Items from a figure collection
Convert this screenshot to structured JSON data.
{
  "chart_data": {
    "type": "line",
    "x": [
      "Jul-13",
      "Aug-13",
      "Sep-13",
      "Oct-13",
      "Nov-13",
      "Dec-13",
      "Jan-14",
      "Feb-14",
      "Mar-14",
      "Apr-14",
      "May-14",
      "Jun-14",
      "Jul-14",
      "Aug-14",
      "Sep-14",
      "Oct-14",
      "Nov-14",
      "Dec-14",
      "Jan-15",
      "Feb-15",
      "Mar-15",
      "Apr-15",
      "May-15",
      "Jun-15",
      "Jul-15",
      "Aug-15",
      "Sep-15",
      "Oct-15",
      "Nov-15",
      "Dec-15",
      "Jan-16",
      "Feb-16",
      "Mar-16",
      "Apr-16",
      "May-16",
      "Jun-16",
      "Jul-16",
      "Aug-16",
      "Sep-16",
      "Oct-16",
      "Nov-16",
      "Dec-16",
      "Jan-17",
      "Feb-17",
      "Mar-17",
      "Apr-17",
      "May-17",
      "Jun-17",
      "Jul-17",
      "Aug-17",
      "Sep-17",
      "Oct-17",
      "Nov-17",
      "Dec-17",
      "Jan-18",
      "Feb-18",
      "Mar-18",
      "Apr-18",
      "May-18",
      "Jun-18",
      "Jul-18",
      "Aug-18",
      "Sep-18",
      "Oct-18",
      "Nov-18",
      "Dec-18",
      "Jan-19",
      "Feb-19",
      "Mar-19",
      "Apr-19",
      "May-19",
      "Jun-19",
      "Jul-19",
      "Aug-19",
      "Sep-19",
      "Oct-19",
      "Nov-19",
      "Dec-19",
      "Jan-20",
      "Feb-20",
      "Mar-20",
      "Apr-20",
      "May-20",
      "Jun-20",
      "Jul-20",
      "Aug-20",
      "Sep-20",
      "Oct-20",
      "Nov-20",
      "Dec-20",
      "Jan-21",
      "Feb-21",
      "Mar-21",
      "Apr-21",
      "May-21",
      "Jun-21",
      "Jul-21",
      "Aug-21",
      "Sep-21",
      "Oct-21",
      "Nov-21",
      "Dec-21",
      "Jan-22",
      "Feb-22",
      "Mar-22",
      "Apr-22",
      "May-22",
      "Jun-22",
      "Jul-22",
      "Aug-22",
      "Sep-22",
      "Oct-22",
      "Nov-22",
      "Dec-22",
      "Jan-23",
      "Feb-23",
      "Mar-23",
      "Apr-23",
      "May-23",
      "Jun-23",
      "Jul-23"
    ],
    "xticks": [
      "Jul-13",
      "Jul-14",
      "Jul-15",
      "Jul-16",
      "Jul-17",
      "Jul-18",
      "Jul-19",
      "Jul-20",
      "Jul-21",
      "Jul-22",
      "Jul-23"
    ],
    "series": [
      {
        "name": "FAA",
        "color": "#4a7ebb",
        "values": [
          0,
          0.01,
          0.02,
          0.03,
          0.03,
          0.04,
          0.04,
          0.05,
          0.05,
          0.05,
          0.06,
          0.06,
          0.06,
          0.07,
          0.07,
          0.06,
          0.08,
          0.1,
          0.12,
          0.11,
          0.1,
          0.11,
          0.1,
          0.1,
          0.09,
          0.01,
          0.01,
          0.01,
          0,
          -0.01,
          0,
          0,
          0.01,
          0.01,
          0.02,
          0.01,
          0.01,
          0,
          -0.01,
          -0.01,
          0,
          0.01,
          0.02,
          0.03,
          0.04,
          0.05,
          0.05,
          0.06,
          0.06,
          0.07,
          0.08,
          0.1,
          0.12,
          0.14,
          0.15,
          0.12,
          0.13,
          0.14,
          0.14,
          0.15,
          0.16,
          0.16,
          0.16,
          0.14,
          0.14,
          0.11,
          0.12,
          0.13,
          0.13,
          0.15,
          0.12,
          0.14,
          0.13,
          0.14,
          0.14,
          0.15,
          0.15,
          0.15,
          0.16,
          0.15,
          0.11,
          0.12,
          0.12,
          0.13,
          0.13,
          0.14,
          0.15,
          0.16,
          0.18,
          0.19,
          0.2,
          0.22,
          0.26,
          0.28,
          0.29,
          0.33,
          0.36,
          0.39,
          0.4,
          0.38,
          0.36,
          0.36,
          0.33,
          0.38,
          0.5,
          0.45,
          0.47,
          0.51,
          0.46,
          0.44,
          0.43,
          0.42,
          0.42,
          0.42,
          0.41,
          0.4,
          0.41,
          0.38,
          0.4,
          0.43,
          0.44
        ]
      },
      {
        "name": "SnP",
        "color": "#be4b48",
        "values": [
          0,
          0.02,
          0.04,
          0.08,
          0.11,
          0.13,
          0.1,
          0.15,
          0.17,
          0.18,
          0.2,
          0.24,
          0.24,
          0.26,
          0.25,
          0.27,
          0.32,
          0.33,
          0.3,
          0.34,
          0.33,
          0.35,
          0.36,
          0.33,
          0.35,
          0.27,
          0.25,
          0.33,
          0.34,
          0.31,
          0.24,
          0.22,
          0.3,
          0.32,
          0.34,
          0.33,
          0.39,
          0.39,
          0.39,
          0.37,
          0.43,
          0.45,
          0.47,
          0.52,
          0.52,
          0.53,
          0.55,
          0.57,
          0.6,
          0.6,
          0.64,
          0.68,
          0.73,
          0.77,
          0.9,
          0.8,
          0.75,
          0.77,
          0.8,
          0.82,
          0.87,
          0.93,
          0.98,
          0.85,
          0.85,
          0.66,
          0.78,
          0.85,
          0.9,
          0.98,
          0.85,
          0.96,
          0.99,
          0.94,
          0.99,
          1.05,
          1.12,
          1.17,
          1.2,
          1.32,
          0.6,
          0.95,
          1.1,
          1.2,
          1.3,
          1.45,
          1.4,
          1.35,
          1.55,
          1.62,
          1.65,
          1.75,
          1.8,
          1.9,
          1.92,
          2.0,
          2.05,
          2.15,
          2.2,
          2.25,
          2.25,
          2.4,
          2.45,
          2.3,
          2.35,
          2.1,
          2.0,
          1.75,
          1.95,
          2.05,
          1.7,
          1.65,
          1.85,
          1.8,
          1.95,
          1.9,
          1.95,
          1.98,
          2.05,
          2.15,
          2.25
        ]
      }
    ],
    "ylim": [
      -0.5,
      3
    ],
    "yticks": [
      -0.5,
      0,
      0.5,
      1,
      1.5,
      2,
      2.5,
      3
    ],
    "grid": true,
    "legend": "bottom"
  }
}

### SET TASK
Transcribe the material above in its entirety. Match it exactly.

### TASK RESULT
Convert this screenshot to structured JSON data.
{
  "chart_data": {
    "type": "line",
    "x": [
      "Jul-13",
      "Aug-13",
      "Sep-13",
      "Oct-13",
      "Nov-13",
      "Dec-13",
      "Jan-14",
      "Feb-14",
      "Mar-14",
      "Apr-14",
      "May-14",
      "Jun-14",
      "Jul-14",
      "Aug-14",
      "Sep-14",
      "Oct-14",
      "Nov-14",
      "Dec-14",
      "Jan-15",
      "Feb-15",
      "Mar-15",
      "Apr-15",
      "May-15",
      "Jun-15",
      "Jul-15",
      "Aug-15",
      "Sep-15",
      "Oct-15",
      "Nov-15",
      "Dec-15",
      "Jan-16",
      "Feb-16",
      "Mar-16",
      "Apr-16",
      "May-16",
      "Jun-16",
      "Jul-16",
      "Aug-16",
      "Sep-16",
      "Oct-16",
      "Nov-16",
      "Dec-16",
      "Jan-17",
      "Feb-17",
      "Mar-17",
      "Apr-17",
      "May-17",
      "Jun-17",
      "Jul-17",
      "Aug-17",
      "Sep-17",
      "Oct-17",
      "Nov-17",
      "Dec-17",
      "Jan-18",
      "Feb-18",
      "Mar-18",
      "Apr-18",
      "May-18",
      "Jun-18",
      "Jul-18",
      "Aug-18",
      "Sep-18",
      "Oct-18",
      "Nov-18",
      "Dec-18",
      "Jan-19",
      "Feb-19",
      "Mar-19",
      "Apr-19",
      "May-19",
      "Jun-19",
      "Jul-19",
      "Aug-19",
      "Sep-19",
      "Oct-19",
      "Nov-19",
      "Dec-19",
      "Jan-20",
      "Feb-20",
      "Mar-20",
      "Apr-20",
      "May-20",
      "Jun-20",
      "Jul-20",
      "Aug-20",
      "Sep-20",
      "Oct-20",
      "Nov-20",
      "Dec-20",
      "Jan-21",
      "Feb-21",
      "Mar-21",
      "Apr-21",
      "May-21",
      "Jun-21",
      "Jul-21",
      "Aug-21",
      "Sep-21",
      "Oct-21",
      "Nov-21",
      "Dec-21",
      "Jan-22",
      "Feb-22",
      "Mar-22",
      "Apr-22",
      "May-22",
      "Jun-22",
      "Jul-22",
      "Aug-22",
      "Sep-22",
      "Oct-22",
      "Nov-22",
      "Dec-22",
      "Jan-23",
      "Feb-23",
      "Mar-23",
      "Apr-23",
      "May-23",
      "Jun-23",
      "Jul-23"
    ],
    "xticks": [
      "Jul-13",
      "Jul-14",
      "Jul-15",
      "Jul-16",
      "Jul-17",
      "Jul-18",
      "Jul-19",
      "Jul-20",
      "Jul-21",
      "Jul-22",
      "Jul-23"
    ],
    "series": [
      {
        "name": "FAA",
        "color": "#4a7ebb",
        "values": [
          0,
          0.01,
          0.02,
          0.03,
          0.03,
          0.04,
          0.04,
          0.05,
          0.05,
          0.05,
          0.06,
          0.06,
          0.06,
          0.07,
          0.07,
          0.06,
          0.08,
          0.1,
          0.12,
          0.11,
          0.1,
          0.11,
          0.1,
          0.1,
          0.09,
          0.01,
          0.01,
          0.01,
          0,
          -0.01,
          0,
          0,
          0.01,
          0.01,
          0.02,
          0.01,
          0.01,
          0,
          -0.01,
          -0.01,
          0,
          0.01,
          0.02,
          0.03,
          0.04,
          0.05,
          0.05,
          0.06,
          0.06,
          0.07,
          0.08,
          0.1,
          0.12,
          0.14,
          0.15,
          0.12,
          0.13,
          0.14,
          0.14,
          0.15,
          0.16,
          0.16,
          0.16,
          0.14,
          0.14,
          0.11,
          0.12,
          0.13,
          0.13,
          0.15,
          0.12,
          0.14,
          0.13,
          0.14,
          0.14,
          0.15,
          0.15,
          0.15,
          0.16,
          0.15,
          0.11,
          0.12,
          0.12,
          0.13,
          0.13,
          0.14,
          0.15,
          0.16,
          0.18,
          0.19,
          0.2,
          0.22,
          0.26,
          0.28,
          0.29,
          0.33,
          0.36,
          0.39,
          0.4,
          0.38,
          0.36,
          0.36,
          0.33,
          0.38,
          0.5,
          0.45,
          0.47,
          0.51,
          0.46,
          0.44,
          0.43,
          0.42,
          0.42,
          0.42,
          0.41,
          0.4,
          0.41,
          0.38,
          0.4,
          0.43,
          0.44
        ]
      },
      {
        "name": "SnP",
        "color": "#be4b48",
        "values": [
          0,
          0.02,
          0.04,
          0.08,
          0.11,
          0.13,
          0.1,
          0.15,
          0.17,
          0.18,
          0.2,
          0.24,
          0.24,
          0.26,
          0.25,
          0.27,
          0.32,
          0.33,
          0.3,
          0.34,
          0.33,
          0.35,
          0.36,
          0.33,
          0.35,
          0.27,
          0.25,
          0.33,
          0.34,
          0.31,
          0.24,
          0.22,
          0.3,
          0.32,
          0.34,
          0.33,
          0.39,
          0.39,
          0.39,
          0.37,
          0.43,
          0.45,
          0.47,
          0.52,
          0.52,
          0.53,
          0.55,
          0.57,
          0.6,
          0.6,
          0.64,
          0.68,
          0.73,
          0.77,
          0.9,
          0.8,
          0.75,
          0.77,
          0.8,
          0.82,
          0.87,
          0.93,
          0.98,
          0.85,
          0.85,
          0.66,
          0.78,
          0.85,
          0.9,
          0.98,
          0.85,
          0.96,
          0.99,
          0.94,
          0.99,
          1.05,
          1.12,
          1.17,
          1.2,
          1.32,
          0.6,
          0.95,
          1.1,
          1.2,
          1.3,
          1.45,
          1.4,
          1.35,
          1.55,
          1.62,
          1.65,
          1.75,
          1.8,
          1.9,
          1.92,
          2.0,
          2.05,
          2.15,
          2.2,
          2.25,
          2.25,
          2.4,
          2.45,
          2.3,
          2.35,
          2.1,
          2.0,
          1.75,
          1.95,
          2.05,
          1.7,
          1.65,
          1.85,
          1.8,
          1.95,
          1.9,
          1.95,
          1.98,
          2.05,
          2.15,
          2.25
        ]
      }
    ],
    "ylim": [
      -0.5,
      3
    ],
    "yticks": [
      -0.5,
      0,
      0.5,
      1,
      1.5,
      2,
      2.5,
      3
    ],
    "grid": true,
    "legend": "bottom"
  }
}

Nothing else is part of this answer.